Written task =
Pull out each line of the data that includes the word "consumer".

Stored rows =
============================================================

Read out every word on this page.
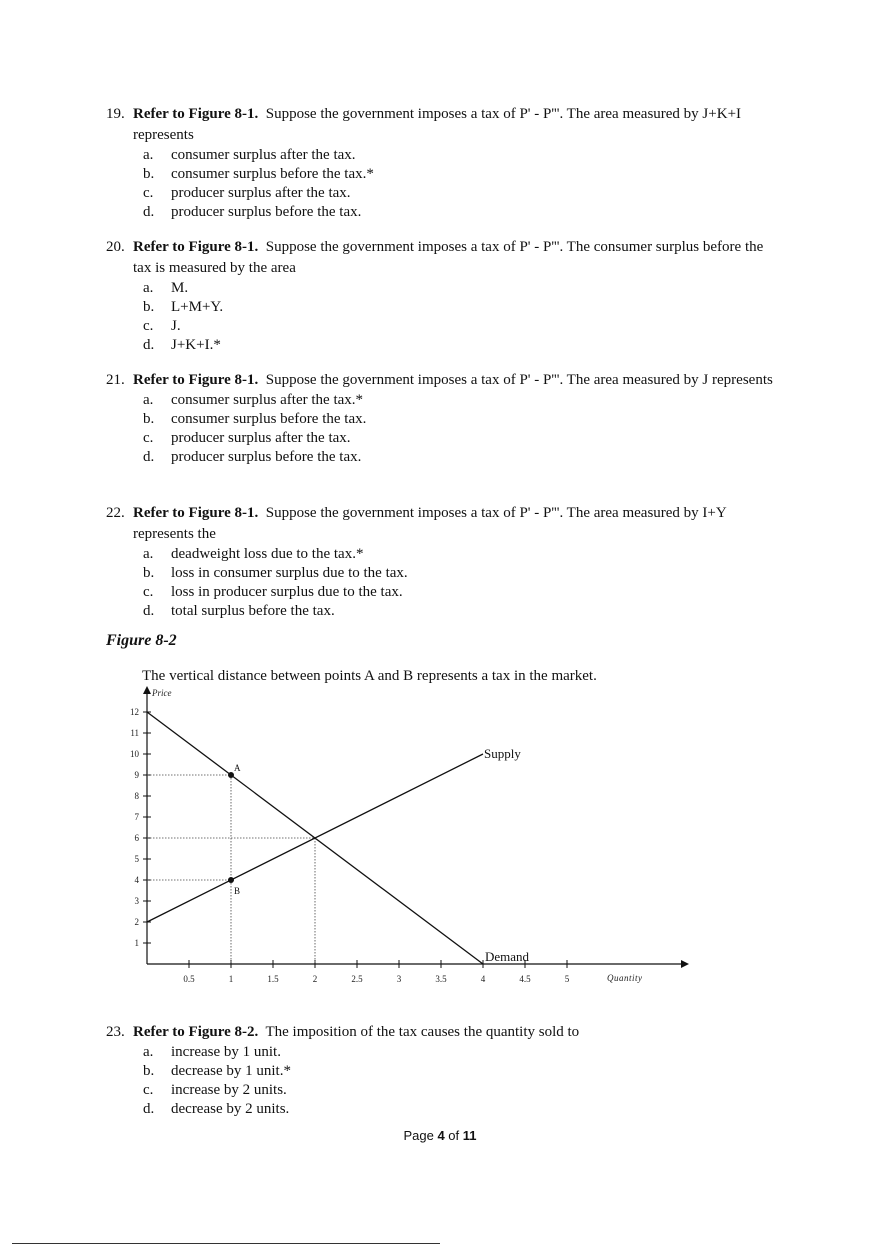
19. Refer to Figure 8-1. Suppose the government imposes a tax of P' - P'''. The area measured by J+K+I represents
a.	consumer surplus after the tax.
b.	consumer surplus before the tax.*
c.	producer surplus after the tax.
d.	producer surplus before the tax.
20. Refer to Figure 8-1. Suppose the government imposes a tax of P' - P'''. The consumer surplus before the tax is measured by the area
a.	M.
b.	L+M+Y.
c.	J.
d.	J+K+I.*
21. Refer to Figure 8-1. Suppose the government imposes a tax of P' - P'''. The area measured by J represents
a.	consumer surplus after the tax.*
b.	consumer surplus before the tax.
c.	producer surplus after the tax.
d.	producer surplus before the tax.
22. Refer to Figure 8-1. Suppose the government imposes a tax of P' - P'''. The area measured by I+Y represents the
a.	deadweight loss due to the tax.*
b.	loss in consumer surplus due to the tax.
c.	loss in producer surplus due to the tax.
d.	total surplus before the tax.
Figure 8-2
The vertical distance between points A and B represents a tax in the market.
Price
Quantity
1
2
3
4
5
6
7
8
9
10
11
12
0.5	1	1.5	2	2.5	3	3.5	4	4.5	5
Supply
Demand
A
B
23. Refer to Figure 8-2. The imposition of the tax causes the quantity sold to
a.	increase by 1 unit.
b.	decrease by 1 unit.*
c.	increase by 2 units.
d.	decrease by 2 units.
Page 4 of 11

============================================================

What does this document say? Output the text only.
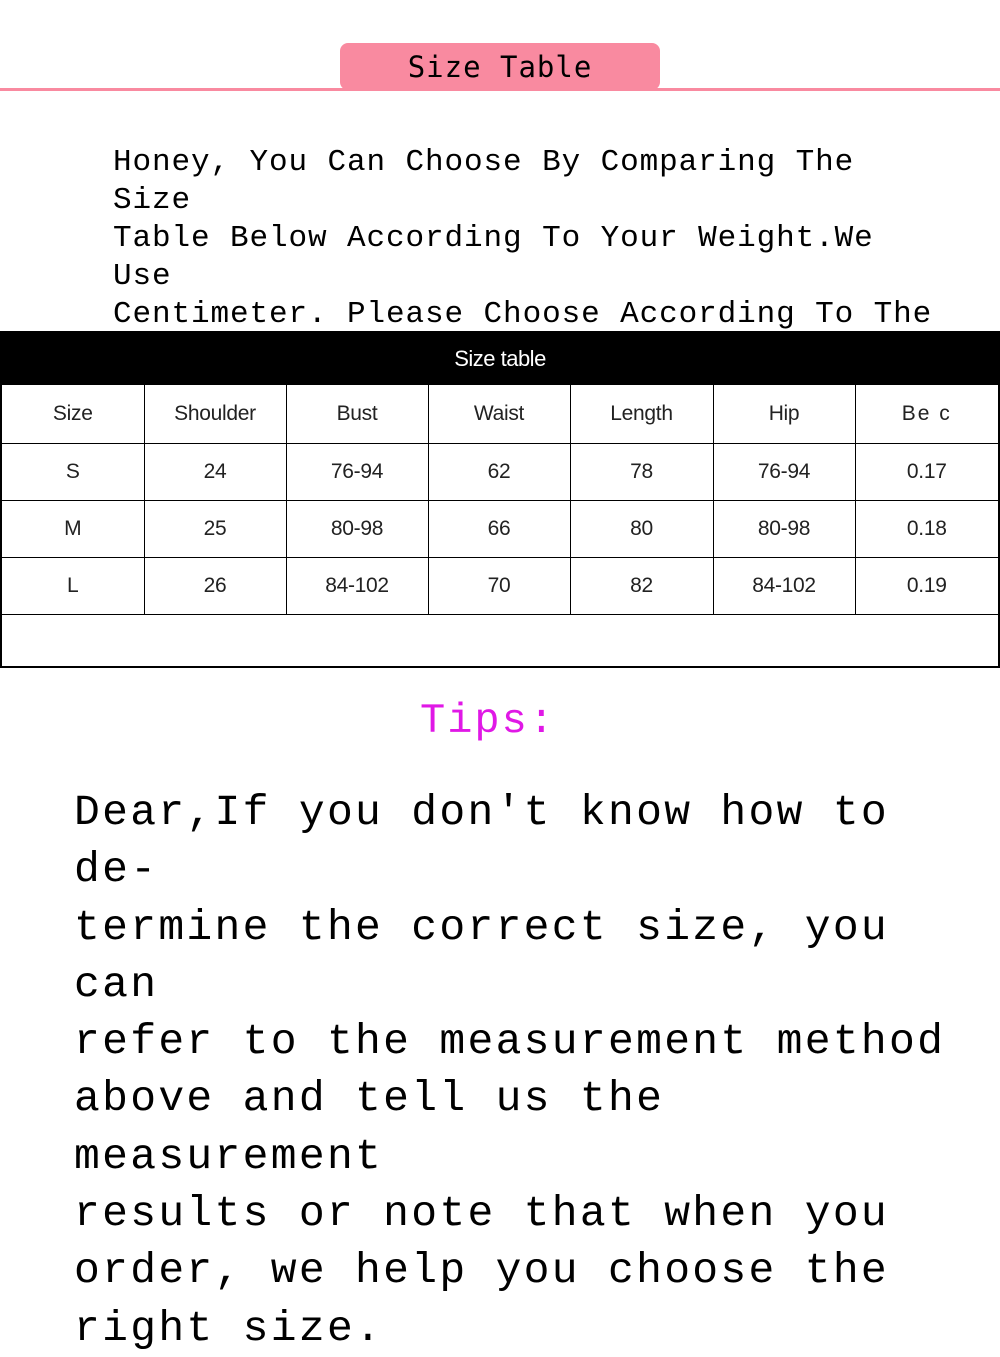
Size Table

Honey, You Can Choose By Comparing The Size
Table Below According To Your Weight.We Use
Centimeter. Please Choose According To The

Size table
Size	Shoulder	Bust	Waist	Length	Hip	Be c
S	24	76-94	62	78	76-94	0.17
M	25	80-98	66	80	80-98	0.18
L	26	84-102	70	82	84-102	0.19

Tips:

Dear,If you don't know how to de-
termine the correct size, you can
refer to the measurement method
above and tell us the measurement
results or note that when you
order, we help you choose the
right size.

============================================================

Output of the exercise =
a.	consumer surplus after the tax.
b.	consumer surplus before the tax.*
20. Refer to Figure 8-1. Suppose the government imposes a tax of P' - P'''. The consumer surplus before the tax is measured by the area
a.	consumer surplus after the tax.*
b.	consumer surplus before the tax.
b.	loss in consumer surplus due to the tax.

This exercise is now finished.